> **What the exercise asks**: Copy out the whole listing exactly as written, leaving the pictures behind.

> **Entries**:
╭──

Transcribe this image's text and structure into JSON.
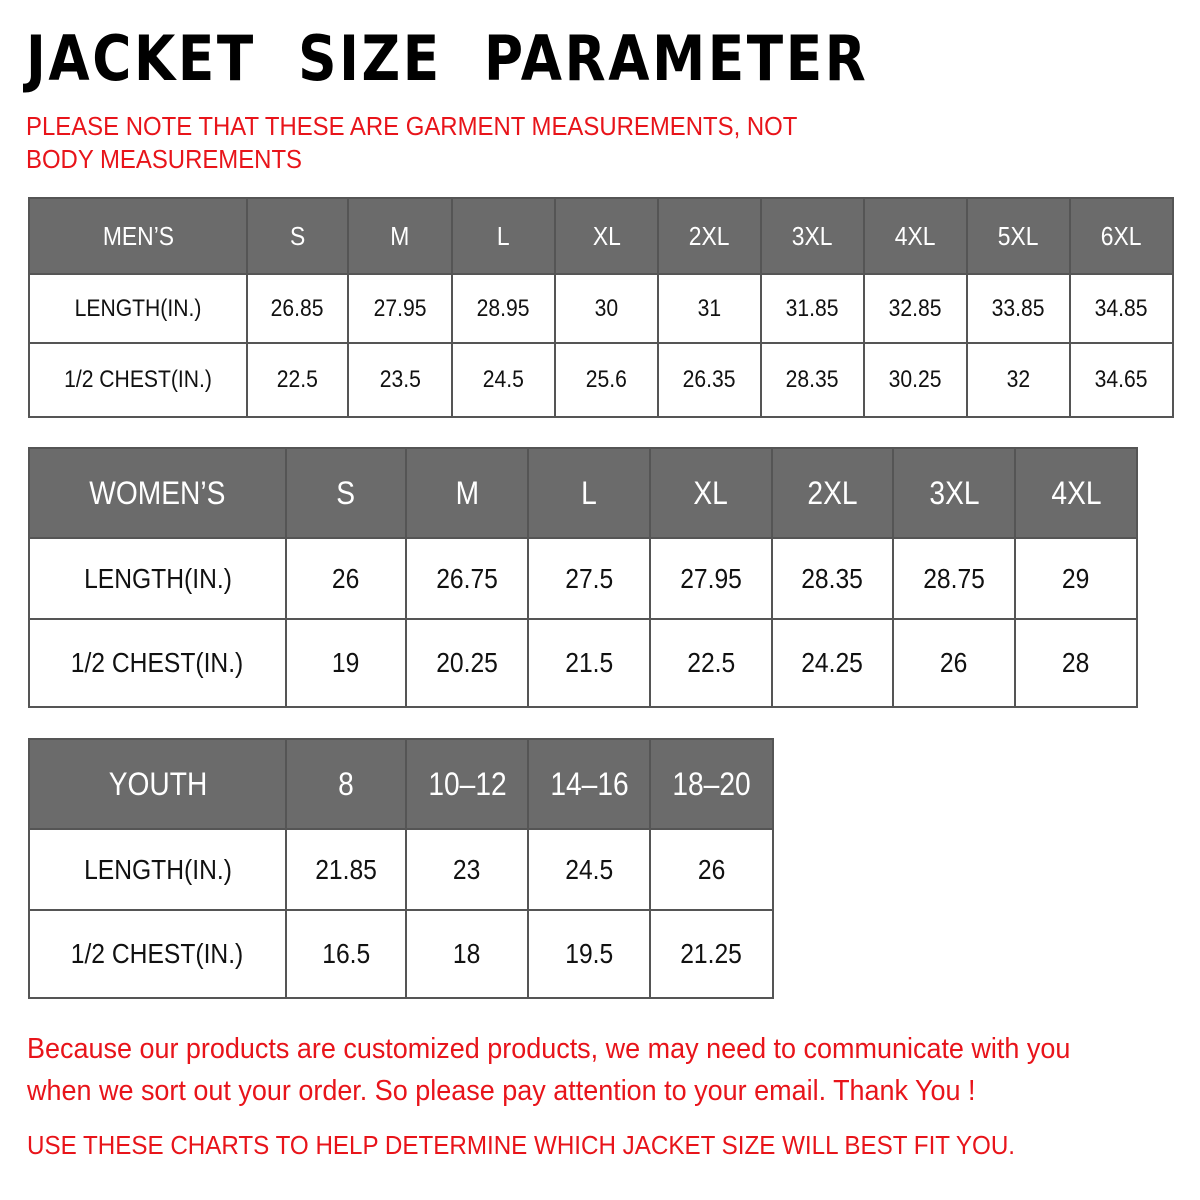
{
  "title": "JACKET  SIZE  PARAMETER",
  "note": "PLEASE NOTE THAT THESE ARE GARMENT MEASUREMENTS, NOT BODY MEASUREMENTS",
  "colors": {
    "header_bg": "#6b6b6b",
    "accent_red": "#e8141a"
  },
  "tables": [
    {
      "key": "men",
      "headers": [
        "MEN’S",
        "S",
        "M",
        "L",
        "XL",
        "2XL",
        "3XL",
        "4XL",
        "5XL",
        "6XL"
      ],
      "rows": [
        [
          "LENGTH(IN.)",
          "26.85",
          "27.95",
          "28.95",
          "30",
          "31",
          "31.85",
          "32.85",
          "33.85",
          "34.85"
        ],
        [
          "1/2 CHEST(IN.)",
          "22.5",
          "23.5",
          "24.5",
          "25.6",
          "26.35",
          "28.35",
          "30.25",
          "32",
          "34.65"
        ]
      ]
    },
    {
      "key": "women",
      "headers": [
        "WOMEN’S",
        "S",
        "M",
        "L",
        "XL",
        "2XL",
        "3XL",
        "4XL"
      ],
      "rows": [
        [
          "LENGTH(IN.)",
          "26",
          "26.75",
          "27.5",
          "27.95",
          "28.35",
          "28.75",
          "29"
        ],
        [
          "1/2 CHEST(IN.)",
          "19",
          "20.25",
          "21.5",
          "22.5",
          "24.25",
          "26",
          "28"
        ]
      ]
    },
    {
      "key": "youth",
      "headers": [
        "YOUTH",
        "8",
        "10–12",
        "14–16",
        "18–20"
      ],
      "rows": [
        [
          "LENGTH(IN.)",
          "21.85",
          "23",
          "24.5",
          "26"
        ],
        [
          "1/2 CHEST(IN.)",
          "16.5",
          "18",
          "19.5",
          "21.25"
        ]
      ]
    }
  ],
  "paragraph": "Because our products are customized products, we may need to communicate with you when we sort out your order. So please pay attention to your email. Thank You !",
  "footer": "USE THESE CHARTS TO HELP DETERMINE WHICH JACKET SIZE WILL BEST FIT YOU."
}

╰──

> **Exercise solution**:
Transcribe this image's text and structure into JSON.
{
  "title": "JACKET  SIZE  PARAMETER",
  "note": "PLEASE NOTE THAT THESE ARE GARMENT MEASUREMENTS, NOT BODY MEASUREMENTS",
  "colors": {
    "header_bg": "#6b6b6b",
    "accent_red": "#e8141a"
  },
  "tables": [
    {
      "key": "men",
      "headers": [
        "MEN’S",
        "S",
        "M",
        "L",
        "XL",
        "2XL",
        "3XL",
        "4XL",
        "5XL",
        "6XL"
      ],
      "rows": [
        [
          "LENGTH(IN.)",
          "26.85",
          "27.95",
          "28.95",
          "30",
          "31",
          "31.85",
          "32.85",
          "33.85",
          "34.85"
        ],
        [
          "1/2 CHEST(IN.)",
          "22.5",
          "23.5",
          "24.5",
          "25.6",
          "26.35",
          "28.35",
          "30.25",
          "32",
          "34.65"
        ]
      ]
    },
    {
      "key": "women",
      "headers": [
        "WOMEN’S",
        "S",
        "M",
        "L",
        "XL",
        "2XL",
        "3XL",
        "4XL"
      ],
      "rows": [
        [
          "LENGTH(IN.)",
          "26",
          "26.75",
          "27.5",
          "27.95",
          "28.35",
          "28.75",
          "29"
        ],
        [
          "1/2 CHEST(IN.)",
          "19",
          "20.25",
          "21.5",
          "22.5",
          "24.25",
          "26",
          "28"
        ]
      ]
    },
    {
      "key": "youth",
      "headers": [
        "YOUTH",
        "8",
        "10–12",
        "14–16",
        "18–20"
      ],
      "rows": [
        [
          "LENGTH(IN.)",
          "21.85",
          "23",
          "24.5",
          "26"
        ],
        [
          "1/2 CHEST(IN.)",
          "16.5",
          "18",
          "19.5",
          "21.25"
        ]
      ]
    }
  ],
  "paragraph": "Because our products are customized products, we may need to communicate with you when we sort out your order. So please pay attention to your email. Thank You !",
  "footer": "USE THESE CHARTS TO HELP DETERMINE WHICH JACKET SIZE WILL BEST FIT YOU."
}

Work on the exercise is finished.